▸ **WRITTEN PROBLEM**
Return the listing below exactly, with the pictures dropped.

Records from a dataset:
┌──

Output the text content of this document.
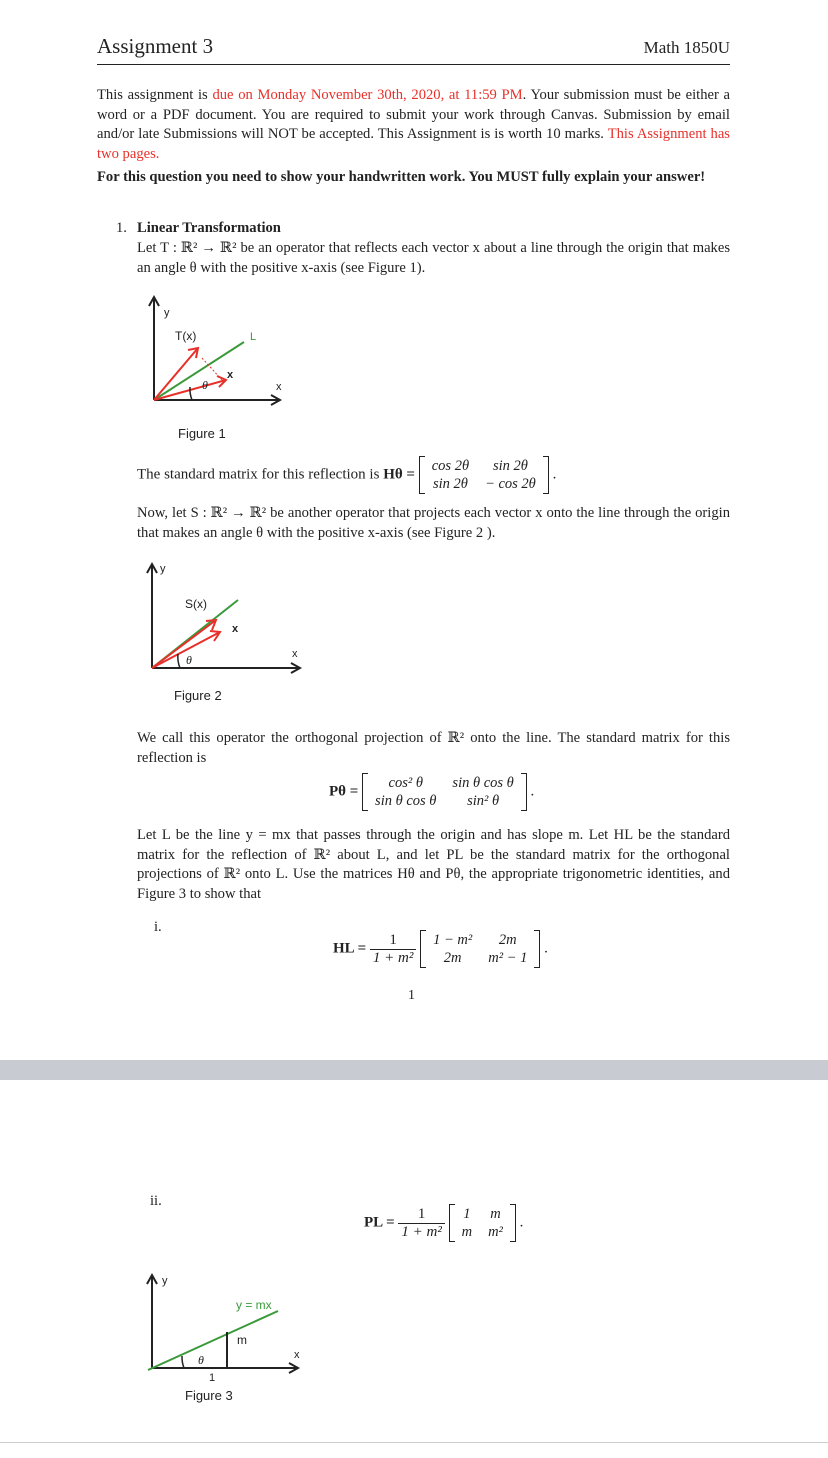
Assignment 3	Math 1850U
This assignment is due on Monday November 30th, 2020, at 11:59 PM. Your submission must be either a word or a PDF document. You are required to submit your work through Canvas. Submission by email and/or late Submissions will NOT be accepted. This Assignment is is worth 10 marks. This Assignment has two pages.
For this question you need to show your handwritten work. You MUST fully explain your answer!
1. Linear Transformation
Let T : ℝ² → ℝ² be an operator that reflects each vector x about a line through the origin that makes an angle θ with the positive x-axis (see Figure 1).
T(x)	L
y
x
x
θ
Figure 1
The standard matrix for this reflection is Hθ =
cos 2θ	sin 2θ
sin 2θ	− cos 2θ
.
Now, let S : ℝ² → ℝ² be another operator that projects each vector x onto the line through the origin that makes an angle θ with the positive x-axis (see Figure 2 ).
S(x)
y
x
x
θ
Figure 2
We call this operator the orthogonal projection of ℝ² onto the line. The standard matrix for this reflection is
Pθ =
cos² θ	sin θ cos θ
sin θ cos θ	sin² θ
.
Let L be the line y = mx that passes through the origin and has slope m. Let HL be the standard matrix for the reflection of ℝ² about L, and let PL be the standard matrix for the orthogonal projections of ℝ² onto L. Use the matrices Hθ and Pθ, the appropriate trigonometric identities, and Figure 3 to show that
i.
HL = $\frac{1}{\text{1 + m²}}$
1 − m²	2m
2m	m² − 1
.
1
ii.
PL = $\frac{1}{\text{1 + m²}}$
1	m
m	m²
.
y
x
y = mx
m
θ
1
Figure 3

└──

▸ **FULL SOLUTION**
Output the text content of this document.
Assignment 3	Math 1850U
This assignment is due on Monday November 30th, 2020, at 11:59 PM. Your submission must be either a word or a PDF document. You are required to submit your work through Canvas. Submission by email and/or late Submissions will NOT be accepted. This Assignment is is worth 10 marks. This Assignment has two pages.
For this question you need to show your handwritten work. You MUST fully explain your answer!
1. Linear Transformation
Let T : ℝ² → ℝ² be an operator that reflects each vector x about a line through the origin that makes an angle θ with the positive x-axis (see Figure 1).
T(x)	L
y
x
x
θ
Figure 1
The standard matrix for this reflection is Hθ =
cos 2θ	sin 2θ
sin 2θ	− cos 2θ
.
Now, let S : ℝ² → ℝ² be another operator that projects each vector x onto the line through the origin that makes an angle θ with the positive x-axis (see Figure 2 ).
S(x)
y
x
x
θ
Figure 2
We call this operator the orthogonal projection of ℝ² onto the line. The standard matrix for this reflection is
Pθ =
cos² θ	sin θ cos θ
sin θ cos θ	sin² θ
.
Let L be the line y = mx that passes through the origin and has slope m. Let HL be the standard matrix for the reflection of ℝ² about L, and let PL be the standard matrix for the orthogonal projections of ℝ² onto L. Use the matrices Hθ and Pθ, the appropriate trigonometric identities, and Figure 3 to show that
i.
HL = $\frac{1}{\text{1 + m²}}$
1 − m²	2m
2m	m² − 1
.
1
ii.
PL = $\frac{1}{\text{1 + m²}}$
1	m
m	m²
.
y
x
y = mx
m
θ
1
Figure 3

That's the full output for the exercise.